### Your objective
Each line should be copied exactly.

### Dataset records
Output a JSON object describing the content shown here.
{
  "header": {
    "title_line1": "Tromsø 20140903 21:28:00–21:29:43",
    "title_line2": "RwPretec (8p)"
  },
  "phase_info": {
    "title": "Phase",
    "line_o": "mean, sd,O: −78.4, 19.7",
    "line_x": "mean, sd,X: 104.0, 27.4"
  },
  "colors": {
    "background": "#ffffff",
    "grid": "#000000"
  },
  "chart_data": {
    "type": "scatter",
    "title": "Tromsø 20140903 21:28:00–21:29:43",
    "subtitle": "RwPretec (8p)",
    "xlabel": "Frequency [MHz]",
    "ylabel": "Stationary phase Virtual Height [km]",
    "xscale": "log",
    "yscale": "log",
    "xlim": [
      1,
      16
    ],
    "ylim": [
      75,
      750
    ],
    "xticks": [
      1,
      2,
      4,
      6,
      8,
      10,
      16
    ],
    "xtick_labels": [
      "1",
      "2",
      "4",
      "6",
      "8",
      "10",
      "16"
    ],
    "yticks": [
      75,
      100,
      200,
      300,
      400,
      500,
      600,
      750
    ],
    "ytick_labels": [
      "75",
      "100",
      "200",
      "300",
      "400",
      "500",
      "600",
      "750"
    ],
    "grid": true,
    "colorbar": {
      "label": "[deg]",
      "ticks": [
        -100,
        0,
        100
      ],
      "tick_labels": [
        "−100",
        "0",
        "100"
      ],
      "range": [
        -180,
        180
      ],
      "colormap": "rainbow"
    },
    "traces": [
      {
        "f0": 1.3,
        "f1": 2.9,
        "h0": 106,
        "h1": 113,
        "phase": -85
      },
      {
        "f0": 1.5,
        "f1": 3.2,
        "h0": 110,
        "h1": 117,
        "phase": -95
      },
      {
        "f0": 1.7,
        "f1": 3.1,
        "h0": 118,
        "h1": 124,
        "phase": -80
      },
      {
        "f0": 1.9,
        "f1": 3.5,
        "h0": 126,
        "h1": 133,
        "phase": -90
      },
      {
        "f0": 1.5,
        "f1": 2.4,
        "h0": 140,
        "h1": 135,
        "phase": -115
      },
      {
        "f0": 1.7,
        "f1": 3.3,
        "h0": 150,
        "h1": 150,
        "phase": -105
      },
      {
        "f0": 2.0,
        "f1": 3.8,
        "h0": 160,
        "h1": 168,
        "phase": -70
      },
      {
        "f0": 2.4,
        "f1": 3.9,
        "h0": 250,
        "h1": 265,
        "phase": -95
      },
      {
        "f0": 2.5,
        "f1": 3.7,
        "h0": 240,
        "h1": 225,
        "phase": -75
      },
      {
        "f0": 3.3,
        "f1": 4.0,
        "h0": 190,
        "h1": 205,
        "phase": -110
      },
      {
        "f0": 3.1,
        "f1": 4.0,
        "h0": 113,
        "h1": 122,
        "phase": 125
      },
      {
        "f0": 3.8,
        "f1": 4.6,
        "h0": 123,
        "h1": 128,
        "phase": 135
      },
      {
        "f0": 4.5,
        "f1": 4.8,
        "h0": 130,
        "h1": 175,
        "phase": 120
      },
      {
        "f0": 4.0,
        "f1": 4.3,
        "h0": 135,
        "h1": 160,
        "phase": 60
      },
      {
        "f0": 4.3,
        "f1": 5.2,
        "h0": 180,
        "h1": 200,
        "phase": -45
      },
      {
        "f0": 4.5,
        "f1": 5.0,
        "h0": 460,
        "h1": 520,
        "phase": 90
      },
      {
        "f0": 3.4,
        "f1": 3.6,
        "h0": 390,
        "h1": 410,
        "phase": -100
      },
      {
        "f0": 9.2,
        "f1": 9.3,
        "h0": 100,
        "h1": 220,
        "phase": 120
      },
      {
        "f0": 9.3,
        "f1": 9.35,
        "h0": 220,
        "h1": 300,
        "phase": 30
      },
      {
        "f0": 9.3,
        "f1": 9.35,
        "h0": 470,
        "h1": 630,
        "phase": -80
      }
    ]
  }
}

### In response
Output a JSON object describing the content shown here.
{
  "header": {
    "title_line1": "Tromsø 20140903 21:28:00–21:29:43",
    "title_line2": "RwPretec (8p)"
  },
  "phase_info": {
    "title": "Phase",
    "line_o": "mean, sd,O: −78.4, 19.7",
    "line_x": "mean, sd,X: 104.0, 27.4"
  },
  "colors": {
    "background": "#ffffff",
    "grid": "#000000"
  },
  "chart_data": {
    "type": "scatter",
    "title": "Tromsø 20140903 21:28:00–21:29:43",
    "subtitle": "RwPretec (8p)",
    "xlabel": "Frequency [MHz]",
    "ylabel": "Stationary phase Virtual Height [km]",
    "xscale": "log",
    "yscale": "log",
    "xlim": [
      1,
      16
    ],
    "ylim": [
      75,
      750
    ],
    "xticks": [
      1,
      2,
      4,
      6,
      8,
      10,
      16
    ],
    "xtick_labels": [
      "1",
      "2",
      "4",
      "6",
      "8",
      "10",
      "16"
    ],
    "yticks": [
      75,
      100,
      200,
      300,
      400,
      500,
      600,
      750
    ],
    "ytick_labels": [
      "75",
      "100",
      "200",
      "300",
      "400",
      "500",
      "600",
      "750"
    ],
    "grid": true,
    "colorbar": {
      "label": "[deg]",
      "ticks": [
        -100,
        0,
        100
      ],
      "tick_labels": [
        "−100",
        "0",
        "100"
      ],
      "range": [
        -180,
        180
      ],
      "colormap": "rainbow"
    },
    "traces": [
      {
        "f0": 1.3,
        "f1": 2.9,
        "h0": 106,
        "h1": 113,
        "phase": -85
      },
      {
        "f0": 1.5,
        "f1": 3.2,
        "h0": 110,
        "h1": 117,
        "phase": -95
      },
      {
        "f0": 1.7,
        "f1": 3.1,
        "h0": 118,
        "h1": 124,
        "phase": -80
      },
      {
        "f0": 1.9,
        "f1": 3.5,
        "h0": 126,
        "h1": 133,
        "phase": -90
      },
      {
        "f0": 1.5,
        "f1": 2.4,
        "h0": 140,
        "h1": 135,
        "phase": -115
      },
      {
        "f0": 1.7,
        "f1": 3.3,
        "h0": 150,
        "h1": 150,
        "phase": -105
      },
      {
        "f0": 2.0,
        "f1": 3.8,
        "h0": 160,
        "h1": 168,
        "phase": -70
      },
      {
        "f0": 2.4,
        "f1": 3.9,
        "h0": 250,
        "h1": 265,
        "phase": -95
      },
      {
        "f0": 2.5,
        "f1": 3.7,
        "h0": 240,
        "h1": 225,
        "phase": -75
      },
      {
        "f0": 3.3,
        "f1": 4.0,
        "h0": 190,
        "h1": 205,
        "phase": -110
      },
      {
        "f0": 3.1,
        "f1": 4.0,
        "h0": 113,
        "h1": 122,
        "phase": 125
      },
      {
        "f0": 3.8,
        "f1": 4.6,
        "h0": 123,
        "h1": 128,
        "phase": 135
      },
      {
        "f0": 4.5,
        "f1": 4.8,
        "h0": 130,
        "h1": 175,
        "phase": 120
      },
      {
        "f0": 4.0,
        "f1": 4.3,
        "h0": 135,
        "h1": 160,
        "phase": 60
      },
      {
        "f0": 4.3,
        "f1": 5.2,
        "h0": 180,
        "h1": 200,
        "phase": -45
      },
      {
        "f0": 4.5,
        "f1": 5.0,
        "h0": 460,
        "h1": 520,
        "phase": 90
      },
      {
        "f0": 3.4,
        "f1": 3.6,
        "h0": 390,
        "h1": 410,
        "phase": -100
      },
      {
        "f0": 9.2,
        "f1": 9.3,
        "h0": 100,
        "h1": 220,
        "phase": 120
      },
      {
        "f0": 9.3,
        "f1": 9.35,
        "h0": 220,
        "h1": 300,
        "phase": 30
      },
      {
        "f0": 9.3,
        "f1": 9.35,
        "h0": 470,
        "h1": 630,
        "phase": -80
      }
    ]
  }
}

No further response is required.